Rows from a figure dataset
----------------------------------------

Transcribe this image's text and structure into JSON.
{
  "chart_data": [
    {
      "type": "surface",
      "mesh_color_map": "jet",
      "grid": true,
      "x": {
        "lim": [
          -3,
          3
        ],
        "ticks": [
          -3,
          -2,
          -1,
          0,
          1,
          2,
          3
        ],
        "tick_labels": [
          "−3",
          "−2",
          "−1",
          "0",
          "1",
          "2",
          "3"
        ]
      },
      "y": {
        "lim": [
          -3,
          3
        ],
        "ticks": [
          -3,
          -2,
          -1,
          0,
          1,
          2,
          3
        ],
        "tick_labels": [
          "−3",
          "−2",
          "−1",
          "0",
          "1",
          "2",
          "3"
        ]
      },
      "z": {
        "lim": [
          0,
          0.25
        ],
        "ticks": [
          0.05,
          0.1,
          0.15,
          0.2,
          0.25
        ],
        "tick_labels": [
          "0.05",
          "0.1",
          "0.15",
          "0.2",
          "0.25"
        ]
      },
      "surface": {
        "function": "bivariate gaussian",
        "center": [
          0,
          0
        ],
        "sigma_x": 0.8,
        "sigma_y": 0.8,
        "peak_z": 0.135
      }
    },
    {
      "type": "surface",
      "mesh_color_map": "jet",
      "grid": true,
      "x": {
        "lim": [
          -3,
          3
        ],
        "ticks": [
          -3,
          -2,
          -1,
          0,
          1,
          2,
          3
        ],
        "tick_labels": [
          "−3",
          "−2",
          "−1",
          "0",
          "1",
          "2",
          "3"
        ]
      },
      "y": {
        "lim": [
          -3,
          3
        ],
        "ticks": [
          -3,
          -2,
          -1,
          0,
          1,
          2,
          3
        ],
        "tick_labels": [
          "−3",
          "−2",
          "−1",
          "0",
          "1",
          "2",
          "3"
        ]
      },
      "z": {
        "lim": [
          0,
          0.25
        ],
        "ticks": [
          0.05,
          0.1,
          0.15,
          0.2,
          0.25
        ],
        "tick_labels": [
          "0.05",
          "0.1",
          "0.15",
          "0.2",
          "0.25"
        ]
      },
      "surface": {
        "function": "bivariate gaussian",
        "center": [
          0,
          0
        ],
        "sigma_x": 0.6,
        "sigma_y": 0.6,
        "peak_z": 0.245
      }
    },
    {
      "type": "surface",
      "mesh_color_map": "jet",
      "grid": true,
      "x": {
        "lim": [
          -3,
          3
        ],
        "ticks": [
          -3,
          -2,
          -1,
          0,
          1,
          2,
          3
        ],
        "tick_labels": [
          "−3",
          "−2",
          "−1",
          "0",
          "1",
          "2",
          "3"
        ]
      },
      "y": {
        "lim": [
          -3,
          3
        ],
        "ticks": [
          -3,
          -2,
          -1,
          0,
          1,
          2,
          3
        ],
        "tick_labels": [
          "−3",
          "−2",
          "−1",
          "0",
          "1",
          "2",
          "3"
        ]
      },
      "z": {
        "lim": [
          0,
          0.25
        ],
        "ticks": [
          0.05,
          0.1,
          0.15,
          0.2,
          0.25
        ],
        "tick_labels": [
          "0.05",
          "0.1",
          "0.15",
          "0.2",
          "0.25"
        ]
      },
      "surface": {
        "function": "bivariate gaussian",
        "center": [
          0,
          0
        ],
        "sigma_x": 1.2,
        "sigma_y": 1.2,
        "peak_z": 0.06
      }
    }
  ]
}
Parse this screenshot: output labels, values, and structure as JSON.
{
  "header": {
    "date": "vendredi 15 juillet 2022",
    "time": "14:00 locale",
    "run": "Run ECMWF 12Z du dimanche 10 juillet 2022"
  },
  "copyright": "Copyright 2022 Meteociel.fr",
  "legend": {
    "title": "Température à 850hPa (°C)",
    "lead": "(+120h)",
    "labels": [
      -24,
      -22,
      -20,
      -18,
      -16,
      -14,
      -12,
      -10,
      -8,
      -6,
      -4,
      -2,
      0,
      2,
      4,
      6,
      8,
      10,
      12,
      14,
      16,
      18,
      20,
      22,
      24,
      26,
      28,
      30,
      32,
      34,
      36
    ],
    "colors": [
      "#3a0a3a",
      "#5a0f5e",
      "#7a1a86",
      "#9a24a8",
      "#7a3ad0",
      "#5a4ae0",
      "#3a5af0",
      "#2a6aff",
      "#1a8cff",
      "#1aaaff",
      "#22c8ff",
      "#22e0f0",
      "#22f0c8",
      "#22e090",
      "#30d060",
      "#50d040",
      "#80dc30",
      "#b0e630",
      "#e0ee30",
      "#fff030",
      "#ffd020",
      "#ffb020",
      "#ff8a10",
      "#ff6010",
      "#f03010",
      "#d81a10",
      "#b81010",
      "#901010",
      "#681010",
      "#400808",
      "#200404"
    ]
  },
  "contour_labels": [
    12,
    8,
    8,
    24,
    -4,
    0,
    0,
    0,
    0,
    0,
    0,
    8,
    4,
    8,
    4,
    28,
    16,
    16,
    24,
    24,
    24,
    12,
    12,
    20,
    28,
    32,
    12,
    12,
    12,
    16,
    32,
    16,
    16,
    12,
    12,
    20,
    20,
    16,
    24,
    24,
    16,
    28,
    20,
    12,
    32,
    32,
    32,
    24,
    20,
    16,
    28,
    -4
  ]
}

----------------------------------------

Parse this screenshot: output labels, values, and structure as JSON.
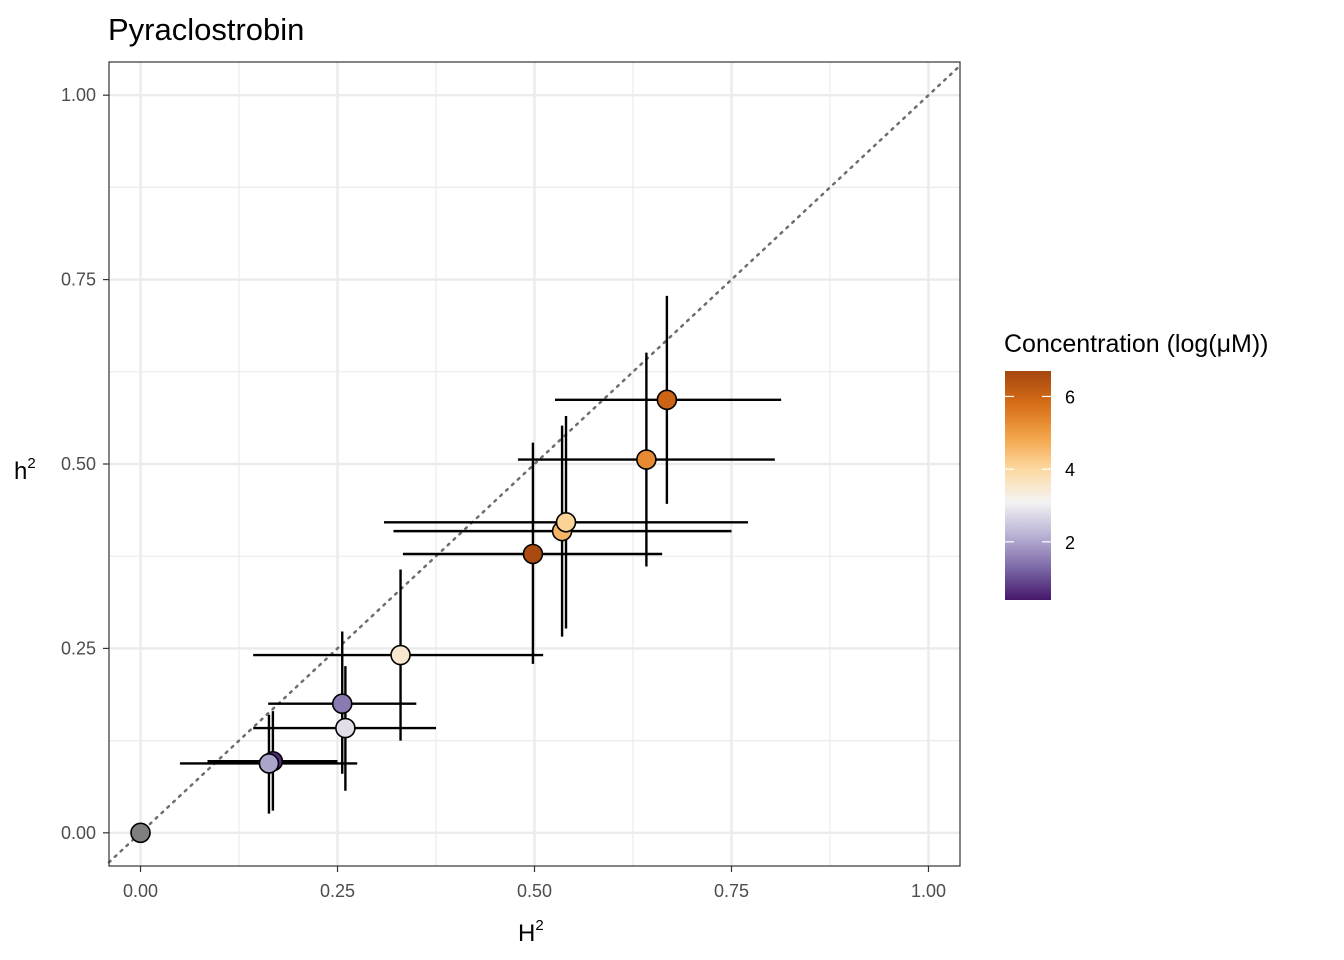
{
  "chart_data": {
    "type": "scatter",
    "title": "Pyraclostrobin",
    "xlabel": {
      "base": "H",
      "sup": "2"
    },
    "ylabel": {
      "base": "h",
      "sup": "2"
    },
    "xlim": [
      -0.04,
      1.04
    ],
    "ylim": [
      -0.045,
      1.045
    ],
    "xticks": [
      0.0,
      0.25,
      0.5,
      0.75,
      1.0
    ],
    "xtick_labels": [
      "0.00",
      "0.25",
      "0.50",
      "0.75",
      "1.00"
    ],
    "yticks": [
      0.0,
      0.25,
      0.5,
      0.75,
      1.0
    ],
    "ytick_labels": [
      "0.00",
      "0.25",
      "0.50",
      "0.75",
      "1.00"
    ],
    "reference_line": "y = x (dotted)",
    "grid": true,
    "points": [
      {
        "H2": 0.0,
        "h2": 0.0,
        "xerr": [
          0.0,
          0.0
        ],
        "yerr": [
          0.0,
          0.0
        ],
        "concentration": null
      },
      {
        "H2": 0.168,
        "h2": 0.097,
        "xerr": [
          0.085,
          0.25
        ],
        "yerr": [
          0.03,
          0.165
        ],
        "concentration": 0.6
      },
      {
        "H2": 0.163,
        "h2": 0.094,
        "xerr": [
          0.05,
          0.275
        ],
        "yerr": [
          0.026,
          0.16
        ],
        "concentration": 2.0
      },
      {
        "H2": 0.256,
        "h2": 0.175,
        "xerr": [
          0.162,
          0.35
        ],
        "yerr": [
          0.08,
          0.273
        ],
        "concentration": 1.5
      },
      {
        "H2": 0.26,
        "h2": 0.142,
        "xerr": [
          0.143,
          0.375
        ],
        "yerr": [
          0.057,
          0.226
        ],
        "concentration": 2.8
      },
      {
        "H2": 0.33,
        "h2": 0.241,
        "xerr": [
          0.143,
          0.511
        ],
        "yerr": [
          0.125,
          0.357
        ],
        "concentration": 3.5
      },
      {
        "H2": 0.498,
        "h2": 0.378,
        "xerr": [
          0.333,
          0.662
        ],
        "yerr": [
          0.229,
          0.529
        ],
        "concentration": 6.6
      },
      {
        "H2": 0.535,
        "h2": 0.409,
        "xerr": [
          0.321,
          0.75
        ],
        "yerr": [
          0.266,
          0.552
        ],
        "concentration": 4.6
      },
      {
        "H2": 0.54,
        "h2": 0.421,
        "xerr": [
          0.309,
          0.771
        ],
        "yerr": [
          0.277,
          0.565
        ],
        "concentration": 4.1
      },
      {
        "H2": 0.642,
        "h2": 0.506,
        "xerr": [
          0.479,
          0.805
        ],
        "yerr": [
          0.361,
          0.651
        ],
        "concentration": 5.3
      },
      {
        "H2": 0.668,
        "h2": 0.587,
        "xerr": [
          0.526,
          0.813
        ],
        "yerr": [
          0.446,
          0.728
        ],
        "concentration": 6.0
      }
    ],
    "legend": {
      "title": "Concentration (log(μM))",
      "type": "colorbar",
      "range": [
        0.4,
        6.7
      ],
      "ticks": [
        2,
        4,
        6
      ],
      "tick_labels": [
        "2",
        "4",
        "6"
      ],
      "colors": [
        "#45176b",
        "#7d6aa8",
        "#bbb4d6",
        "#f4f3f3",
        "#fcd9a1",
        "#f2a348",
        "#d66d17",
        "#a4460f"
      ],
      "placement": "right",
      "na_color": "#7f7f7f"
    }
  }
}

----------------------------------------

● TO BE DONE:
Report how many lines contain "juillet". Give nothing but the number.

● RESULT:
2